- [Request] Retype exactly the lines of the material below, from the line that contains "heatmap-cell (645, 390, 900, 393)" through the line that contains "heatmap-cell (899, 988, 1154, 991)", including both of those lines and nothing else.

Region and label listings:
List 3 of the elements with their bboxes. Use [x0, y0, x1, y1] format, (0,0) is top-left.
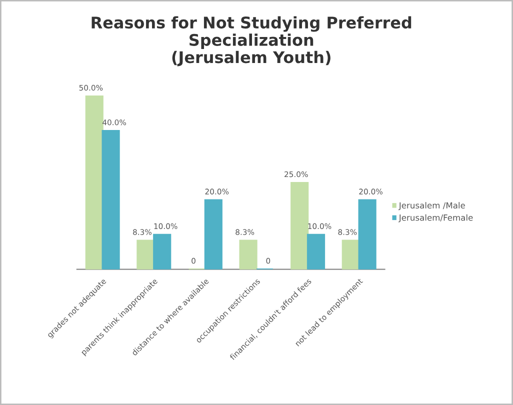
legend-label: Jerusalem/Female	[398, 214, 473, 222]
legend-label: Jerusalem /Male	[398, 202, 465, 210]
chart-title: Reasons for Not Studying Preferred Specialization (Jerusalem Youth)	[92, 16, 412, 66]
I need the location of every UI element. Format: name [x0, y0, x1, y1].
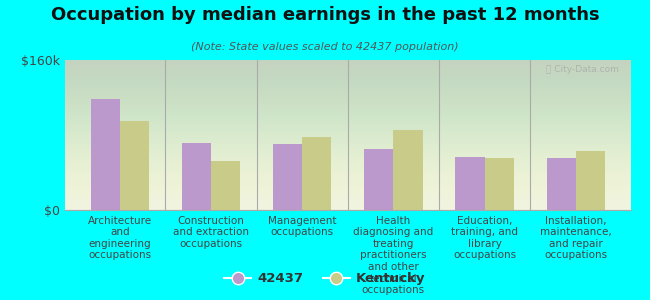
Text: Ⓡ City-Data.com: Ⓡ City-Data.com: [546, 64, 619, 74]
Bar: [484, 158, 514, 210]
Bar: [273, 144, 302, 210]
Bar: [393, 130, 422, 210]
Bar: [90, 99, 120, 210]
Bar: [576, 151, 605, 210]
Bar: [182, 142, 211, 210]
Bar: [120, 121, 149, 210]
Text: (Note: State values scaled to 42437 population): (Note: State values scaled to 42437 popu…: [191, 42, 459, 52]
Bar: [211, 161, 240, 210]
Legend: 42437, Kentucky: 42437, Kentucky: [219, 267, 431, 290]
Text: Occupation by median earnings in the past 12 months: Occupation by median earnings in the pas…: [51, 6, 599, 24]
Bar: [456, 157, 484, 210]
Bar: [302, 137, 332, 210]
Bar: [547, 158, 576, 210]
Bar: [364, 149, 393, 210]
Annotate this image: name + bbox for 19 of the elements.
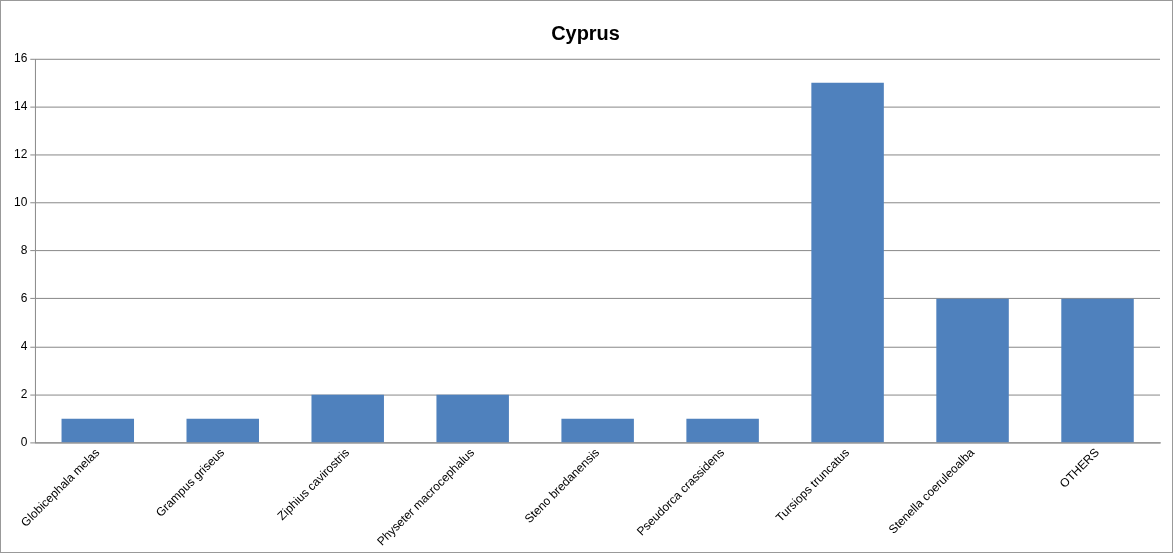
y-tick-label: 14 — [13, 99, 28, 114]
bar — [61, 418, 135, 443]
bar — [186, 418, 259, 443]
chart-title: Cyprus — [551, 22, 620, 45]
bar — [311, 394, 384, 443]
y-tick-label: 2 — [20, 387, 28, 402]
y-tick-label: 6 — [20, 291, 28, 306]
bar — [436, 394, 509, 443]
bar — [811, 82, 884, 443]
y-tick-label: 4 — [20, 339, 28, 354]
bar — [561, 418, 634, 443]
y-tick-label: 12 — [13, 147, 28, 162]
y-tick-label: 0 — [20, 435, 28, 450]
y-tick-label: 16 — [13, 51, 28, 66]
bar — [686, 418, 759, 443]
bar — [1061, 298, 1134, 443]
y-tick-label: 10 — [13, 195, 28, 210]
y-tick-label: 8 — [20, 243, 28, 258]
bar — [936, 298, 1009, 443]
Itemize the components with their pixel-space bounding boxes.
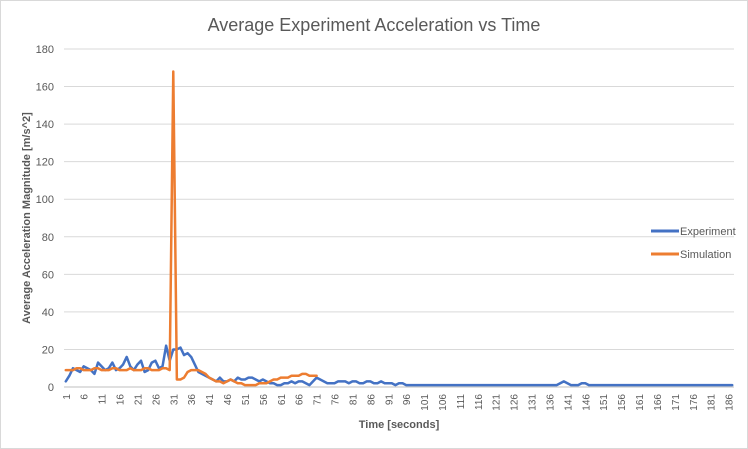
x-tick-label: 1	[62, 394, 73, 400]
x-tick-label: 151	[599, 394, 610, 411]
x-tick-label: 141	[563, 394, 574, 411]
y-tick-label: 140	[36, 119, 54, 131]
x-tick-label: 26	[151, 394, 162, 406]
gridlines	[64, 48, 734, 388]
x-tick-label: 41	[205, 394, 216, 406]
x-tick-label: 136	[545, 394, 556, 411]
x-tick-label: 86	[366, 394, 377, 406]
x-tick-label: 31	[169, 394, 180, 406]
x-tick-label: 126	[510, 394, 521, 411]
x-tick-label: 6	[80, 394, 91, 400]
y-tick-label: 180	[36, 44, 54, 56]
x-tick-label: 66	[295, 394, 306, 406]
y-tick-label: 40	[42, 307, 54, 319]
x-tick-label: 51	[241, 394, 252, 406]
y-tick-label: 100	[36, 194, 54, 206]
legend-label-experiment: Experiment	[680, 226, 736, 238]
y-tick-label: 60	[42, 269, 54, 281]
x-tick-label: 96	[402, 394, 413, 406]
x-tick-label: 11	[98, 394, 109, 405]
x-tick-label: 21	[133, 394, 144, 406]
x-tick-label: 171	[671, 394, 682, 411]
chart-title: Average Experiment Acceleration vs Time	[208, 15, 541, 35]
x-tick-label: 76	[331, 394, 342, 406]
y-tick-label: 80	[42, 232, 54, 244]
y-axis-ticks: 0 20 40 60 80 100 120 140 160 180	[36, 44, 54, 394]
x-tick-label: 61	[277, 394, 288, 406]
legend: Experiment Simulation	[651, 226, 736, 261]
x-tick-label: 181	[707, 394, 718, 411]
x-tick-label: 131	[528, 394, 539, 411]
y-tick-label: 20	[42, 344, 54, 356]
series-line-simulation	[64, 70, 318, 387]
x-tick-label: 106	[438, 394, 449, 411]
x-tick-label: 161	[635, 394, 646, 411]
x-tick-label: 116	[474, 394, 485, 410]
x-axis-ticks: 1 6 11 16 21 26 31 36 41 46 51 56 61 66 71 76 81 86 91 96 10…	[62, 394, 736, 411]
y-axis-title: Average Acceleration Magnitude [m/s^2]	[21, 112, 33, 324]
series-lines	[64, 70, 734, 387]
legend-label-simulation: Simulation	[680, 249, 731, 261]
x-tick-label: 56	[259, 394, 270, 406]
series-line-experiment	[64, 344, 734, 387]
x-tick-label: 71	[313, 394, 324, 406]
x-tick-label: 121	[492, 394, 503, 411]
x-tick-label: 156	[617, 394, 628, 411]
x-tick-label: 91	[384, 394, 395, 406]
x-tick-label: 176	[689, 394, 700, 411]
x-tick-label: 101	[420, 394, 431, 411]
y-tick-label: 0	[48, 382, 54, 394]
x-tick-label: 46	[223, 394, 234, 406]
x-tick-label: 81	[348, 394, 359, 406]
x-axis-title: Time [seconds]	[359, 419, 440, 431]
y-tick-label: 160	[36, 82, 54, 94]
x-tick-label: 146	[581, 394, 592, 411]
x-tick-label: 111	[456, 394, 467, 410]
x-tick-label: 36	[187, 394, 198, 406]
x-tick-label: 166	[653, 394, 664, 411]
x-tick-label: 186	[725, 394, 736, 411]
y-tick-label: 120	[36, 157, 54, 169]
x-tick-label: 16	[116, 394, 127, 406]
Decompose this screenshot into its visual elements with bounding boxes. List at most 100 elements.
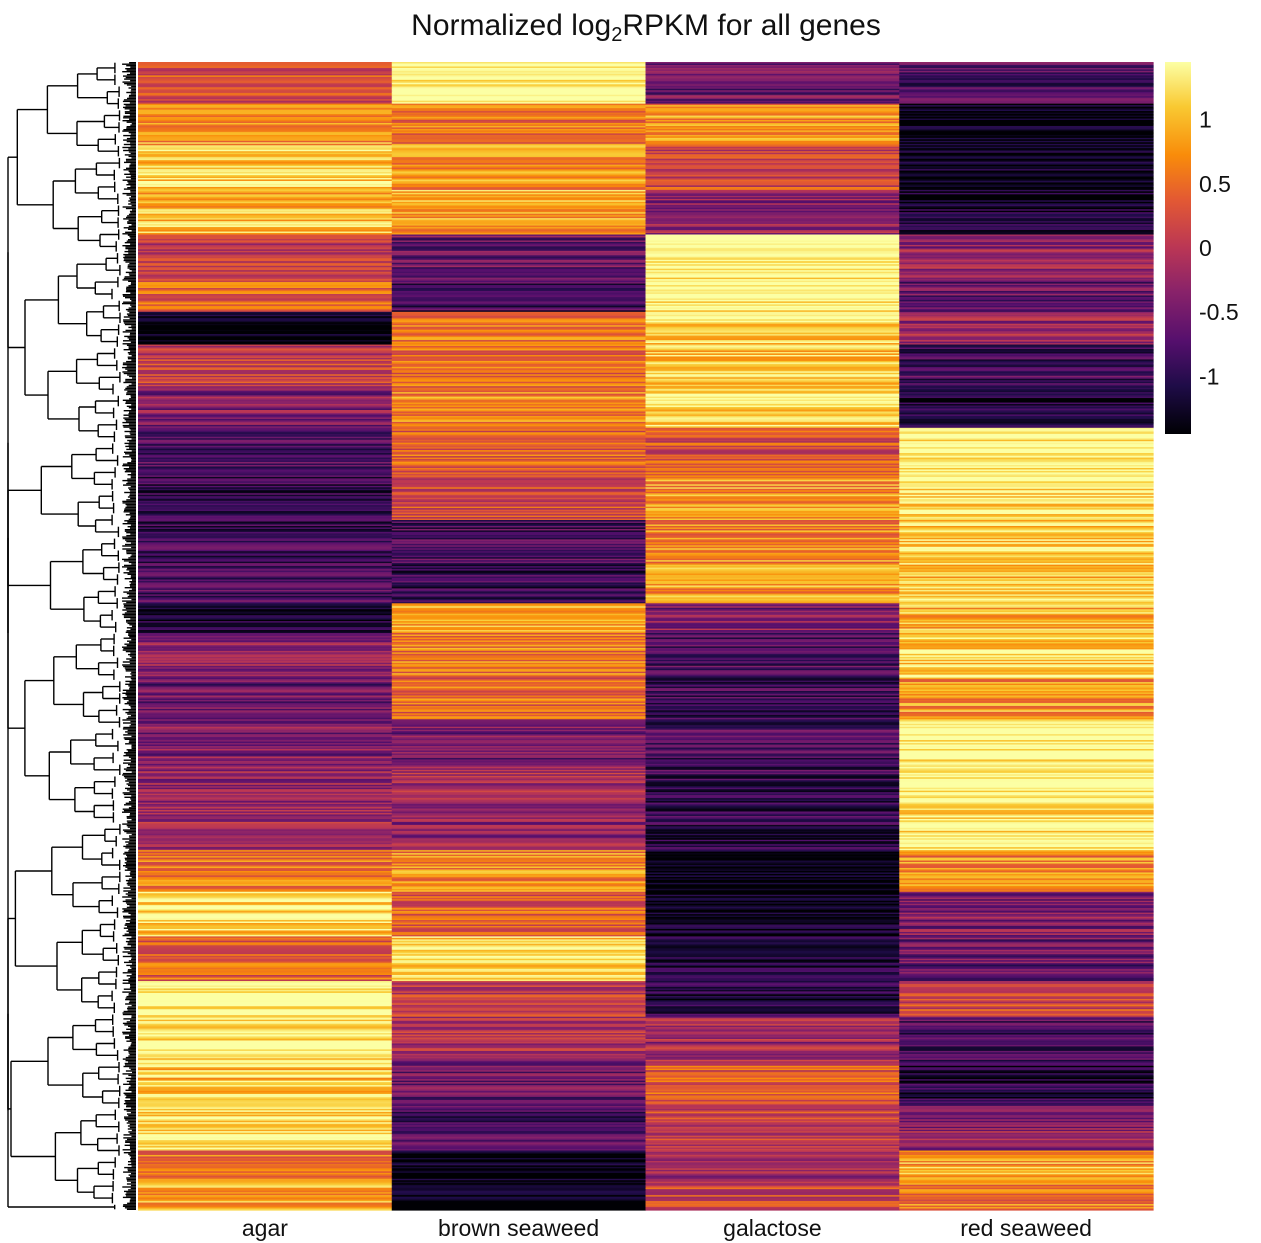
heatmap-cell (645, 390, 900, 393)
heatmap-cell (138, 1094, 393, 1097)
heatmap-cell (391, 937, 647, 940)
heatmap-cell (391, 1198, 647, 1201)
heatmap-cell (899, 958, 1154, 961)
heatmap-cell (645, 753, 900, 756)
heatmap-cell (138, 460, 393, 463)
heatmap-cell (391, 125, 647, 129)
heatmap-cell (899, 988, 1154, 991)
heatmap-cell (138, 265, 393, 268)
heatmap-cell (645, 527, 900, 530)
heatmap-cell (391, 1153, 647, 1156)
heatmap-cell (645, 856, 900, 859)
heatmap-cell (899, 445, 1154, 448)
heatmap-cell (138, 809, 393, 813)
heatmap-cell (899, 552, 1154, 555)
heatmap-cell (899, 818, 1154, 821)
heatmap-cell (391, 899, 647, 902)
heatmap-cell (899, 282, 1154, 285)
heatmap-cell (138, 136, 393, 139)
heatmap-cell (138, 1125, 393, 1128)
heatmap-cell (138, 317, 393, 320)
heatmap-cell (899, 1091, 1154, 1094)
heatmap-cell (645, 75, 900, 78)
heatmap-cell (391, 102, 647, 105)
heatmap-cell (899, 106, 1154, 109)
heatmap-cell (899, 139, 1154, 142)
heatmap-cell (645, 482, 900, 485)
heatmap-cell (645, 867, 900, 871)
heatmap-cell (138, 992, 393, 995)
heatmap-cell (391, 641, 647, 645)
heatmap-cell (391, 1102, 647, 1106)
heatmap-cell (645, 63, 900, 66)
heatmap-cell (138, 182, 393, 185)
heatmap-cell (391, 1030, 647, 1033)
heatmap-cell (391, 701, 647, 704)
heatmap-cell (899, 521, 1154, 524)
heatmap-cell (899, 517, 1154, 520)
heatmap-cell (138, 1116, 393, 1119)
heatmap-cell (645, 157, 900, 160)
heatmap-cell (138, 1091, 393, 1094)
heatmap-cell (138, 453, 393, 456)
heatmap-cell (899, 707, 1154, 710)
heatmap-cell (899, 491, 1154, 494)
heatmap-cell (899, 331, 1154, 334)
heatmap-cell (391, 998, 647, 1001)
heatmap-cell (645, 1159, 900, 1162)
heatmap-cell (645, 1192, 900, 1195)
heatmap-cell (391, 604, 647, 607)
heatmap-cell (899, 417, 1154, 420)
heatmap-cell (138, 606, 393, 609)
heatmap-cell (138, 1067, 393, 1070)
heatmap-cell (645, 943, 900, 946)
heatmap-cell (138, 1122, 393, 1125)
heatmap-cell (645, 194, 900, 197)
heatmap-cell (645, 1061, 900, 1064)
heatmap-cell (391, 1166, 647, 1169)
heatmap-cell (391, 795, 647, 798)
heatmap-cell (138, 81, 393, 84)
heatmap-cell (391, 844, 647, 847)
heatmap-cell (899, 737, 1154, 740)
heatmap-cell (645, 658, 900, 661)
heatmap-cell (138, 957, 393, 960)
heatmap-cell (391, 436, 647, 439)
heatmap-cell (138, 952, 393, 955)
heatmap-cell (899, 1204, 1154, 1207)
heatmap-cell (645, 991, 900, 994)
heatmap-cell (138, 918, 393, 921)
heatmap-cell (645, 1193, 900, 1196)
heatmap-cell (645, 887, 900, 890)
heatmap-cell (899, 527, 1154, 530)
heatmap-cell (138, 638, 393, 642)
heatmap-cell (391, 1088, 647, 1091)
heatmap-cell (645, 365, 900, 368)
heatmap-cell (391, 1163, 647, 1166)
heatmap-cell (138, 517, 393, 520)
heatmap-cell (645, 487, 900, 490)
heatmap-cell (138, 221, 393, 224)
heatmap-cell (391, 696, 647, 700)
heatmap-cell (138, 747, 393, 750)
heatmap-cell (899, 869, 1154, 872)
heatmap-cell (391, 70, 647, 74)
heatmap-cell (138, 404, 393, 407)
heatmap-cell (138, 473, 393, 476)
heatmap-cell (391, 198, 647, 201)
heatmap-cell (899, 1116, 1154, 1119)
heatmap-cell (391, 134, 647, 137)
heatmap-cell (138, 1099, 393, 1103)
heatmap-cell (645, 564, 900, 567)
heatmap-cell (138, 1119, 393, 1122)
heatmap-cell (391, 1062, 647, 1065)
heatmap-cell (899, 717, 1154, 720)
heatmap-cell (138, 430, 393, 433)
heatmap-cell (391, 980, 647, 984)
heatmap-cell (138, 218, 393, 221)
heatmap-cell (391, 1150, 647, 1153)
heatmap-cell (391, 833, 647, 836)
heatmap-cell (899, 646, 1154, 649)
heatmap-cell (899, 393, 1154, 396)
heatmap-cell (645, 1195, 900, 1198)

- [Answer to this exercise]
heatmap-cell (645, 390, 900, 393)
heatmap-cell (138, 1094, 393, 1097)
heatmap-cell (391, 937, 647, 940)
heatmap-cell (391, 1198, 647, 1201)
heatmap-cell (899, 958, 1154, 961)
heatmap-cell (645, 753, 900, 756)
heatmap-cell (138, 460, 393, 463)
heatmap-cell (391, 125, 647, 129)
heatmap-cell (899, 988, 1154, 991)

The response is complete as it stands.